Recorded data:
=====
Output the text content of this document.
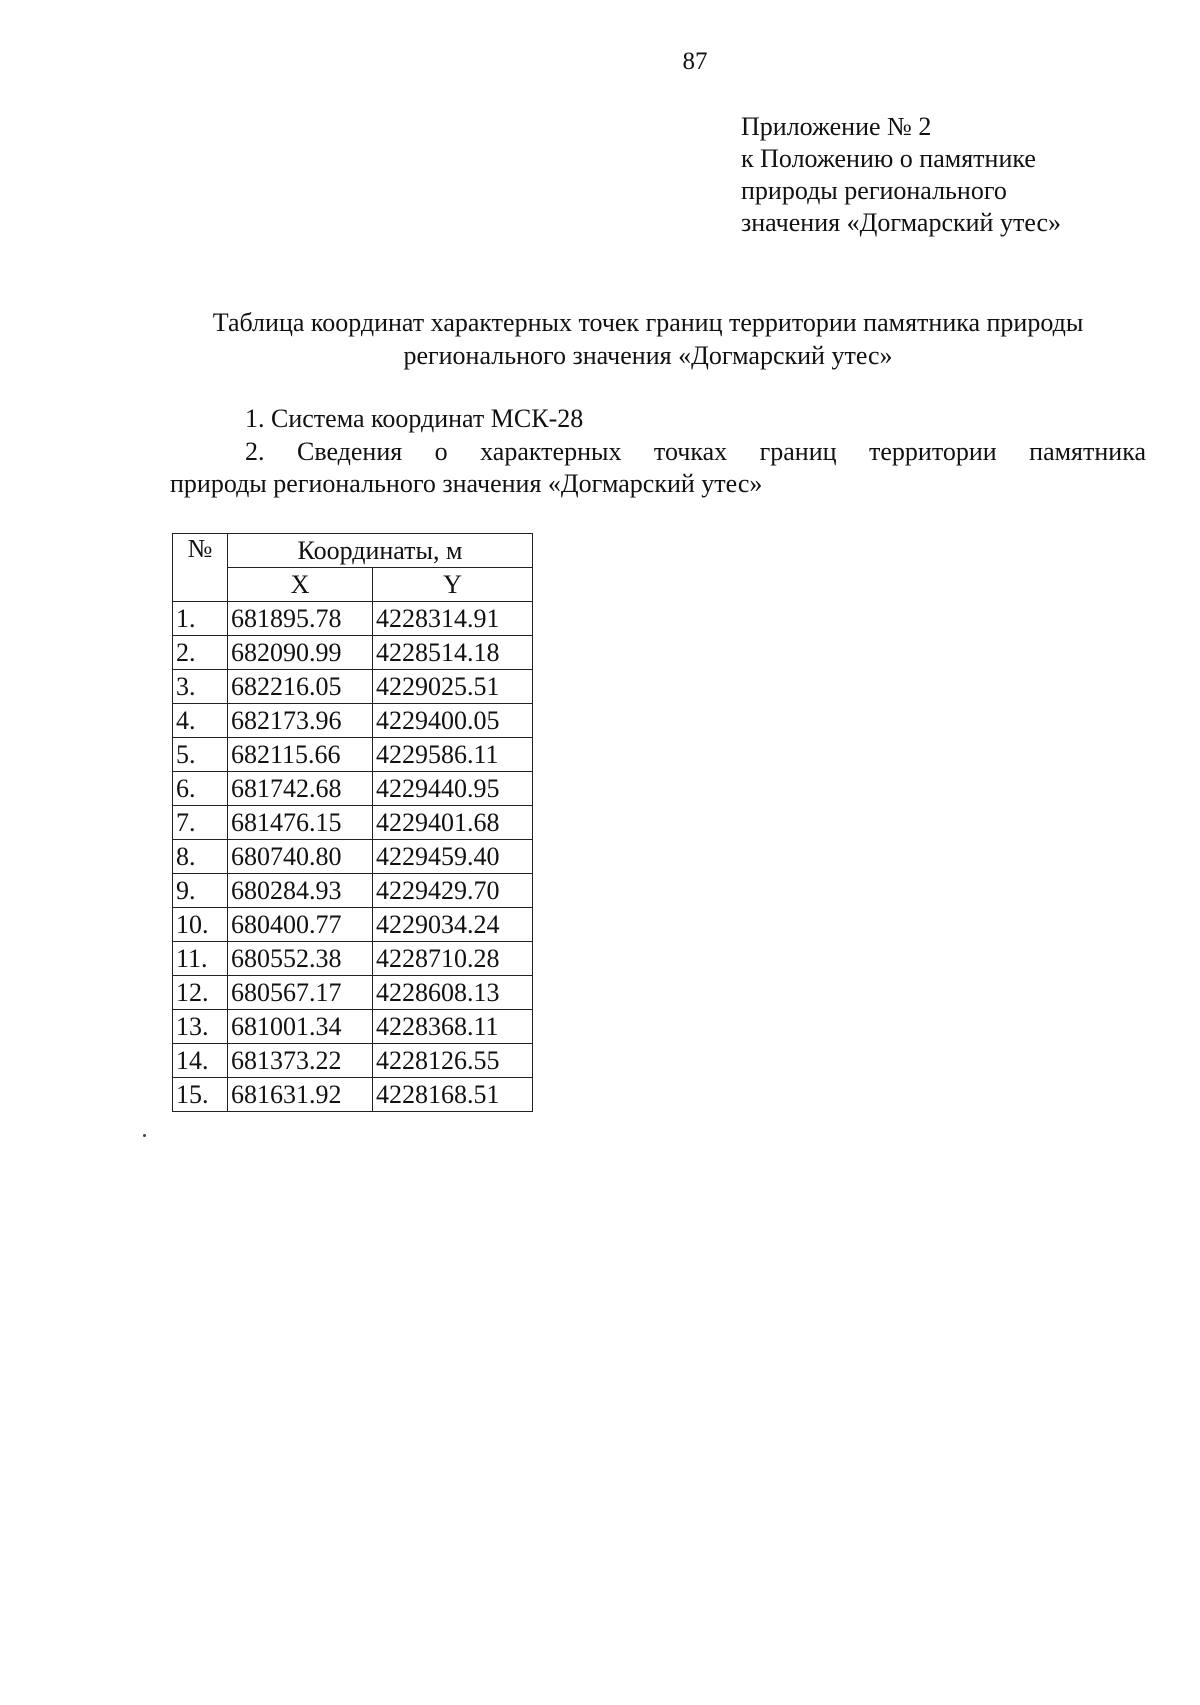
87
Приложение № 2
к Положению о памятнике
природы регионального
значения «Догмарский утес»
Таблица координат характерных точек границ территории памятника природы
регионального значения «Догмарский утес»
1. Система координат МСК-28
2. Сведения о характерных точках границ территории памятника
природы регионального значения «Догмарский утес»
№	Координаты, м	
	X	Y
1.	681895.78	4228314.91
2.	682090.99	4228514.18
3.	682216.05	4229025.51
4.	682173.96	4229400.05
5.	682115.66	4229586.11
6.	681742.68	4229440.95
7.	681476.15	4229401.68
8.	680740.80	4229459.40
9.	680284.93	4229429.70
10.	680400.77	4229034.24
11.	680552.38	4228710.28
12.	680567.17	4228608.13
13.	681001.34	4228368.11
14.	681373.22	4228126.55
15.	681631.92	4228168.51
=====
*Instructions for the task*:
Leave out the pictures and return every record word for word.

*Correct answer*:
Output the text content of this document.
87
Приложение № 2
к Положению о памятнике
природы регионального
значения «Догмарский утес»
Таблица координат характерных точек границ территории памятника природы
регионального значения «Догмарский утес»
1. Система координат МСК-28
2. Сведения о характерных точках границ территории памятника
природы регионального значения «Догмарский утес»
№	Координаты, м	
	X	Y
1.	681895.78	4228314.91
2.	682090.99	4228514.18
3.	682216.05	4229025.51
4.	682173.96	4229400.05
5.	682115.66	4229586.11
6.	681742.68	4229440.95
7.	681476.15	4229401.68
8.	680740.80	4229459.40
9.	680284.93	4229429.70
10.	680400.77	4229034.24
11.	680552.38	4228710.28
12.	680567.17	4228608.13
13.	681001.34	4228368.11
14.	681373.22	4228126.55
15.	681631.92	4228168.51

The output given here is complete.